▶ **The request**:
Can you write out, unchanged, the part of the items that opens with the line containing "nail-dot-icon: [107, 43, 110, 45]" and closes with the line containing "nail-dot-icon: [116, 92, 117, 94]", both of those lines included?

Element location listings:
■ ■ ■ ■ ■

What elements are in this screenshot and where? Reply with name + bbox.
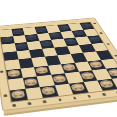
nail-dot-icon: [107, 43, 110, 45]
nail-dot-icon: [4, 95, 7, 97]
nail-dot-icon: [43, 100, 47, 103]
checkers-board-box: ⛂⛂⛂⛂⛂⛂⛂⛂⛂⛂⛂⛂⛂⛂⛂⛂⛂⛂⛂⛂⛂⛂⛂⛂: [0, 18, 117, 112]
nail-dot-icon: [100, 32, 103, 33]
nail-dot-icon: [93, 23, 96, 24]
nail-dot-icon: [88, 95, 92, 97]
nail-dot-icon: [73, 97, 77, 100]
nail-dot-icon: [102, 93, 106, 95]
nail-dot-icon: [114, 55, 117, 57]
nail-dot-icon: [28, 102, 31, 105]
nail-dot-icon: [12, 104, 15, 107]
product-photo: ⛂⛂⛂⛂⛂⛂⛂⛂⛂⛂⛂⛂⛂⛂⛂⛂⛂⛂⛂⛂⛂⛂⛂⛂: [0, 0, 117, 117]
nail-dot-icon: [116, 92, 117, 94]
nail-dot-icon: [0, 71, 3, 73]
scene: ⛂⛂⛂⛂⛂⛂⛂⛂⛂⛂⛂⛂⛂⛂⛂⛂⛂⛂⛂⛂⛂⛂⛂⛂: [0, 0, 117, 117]
nail-dot-icon: [58, 99, 62, 102]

■ ■ ■ ■ ■

▶ **Written answer**:
nail-dot-icon: [107, 43, 110, 45]
nail-dot-icon: [4, 95, 7, 97]
nail-dot-icon: [43, 100, 47, 103]
checkers-board-box: ⛂⛂⛂⛂⛂⛂⛂⛂⛂⛂⛂⛂⛂⛂⛂⛂⛂⛂⛂⛂⛂⛂⛂⛂: [0, 18, 117, 112]
nail-dot-icon: [100, 32, 103, 33]
nail-dot-icon: [93, 23, 96, 24]
nail-dot-icon: [88, 95, 92, 97]
nail-dot-icon: [73, 97, 77, 100]
nail-dot-icon: [102, 93, 106, 95]
nail-dot-icon: [114, 55, 117, 57]
nail-dot-icon: [28, 102, 31, 105]
nail-dot-icon: [12, 104, 15, 107]
product-photo: ⛂⛂⛂⛂⛂⛂⛂⛂⛂⛂⛂⛂⛂⛂⛂⛂⛂⛂⛂⛂⛂⛂⛂⛂: [0, 0, 117, 117]
nail-dot-icon: [116, 92, 117, 94]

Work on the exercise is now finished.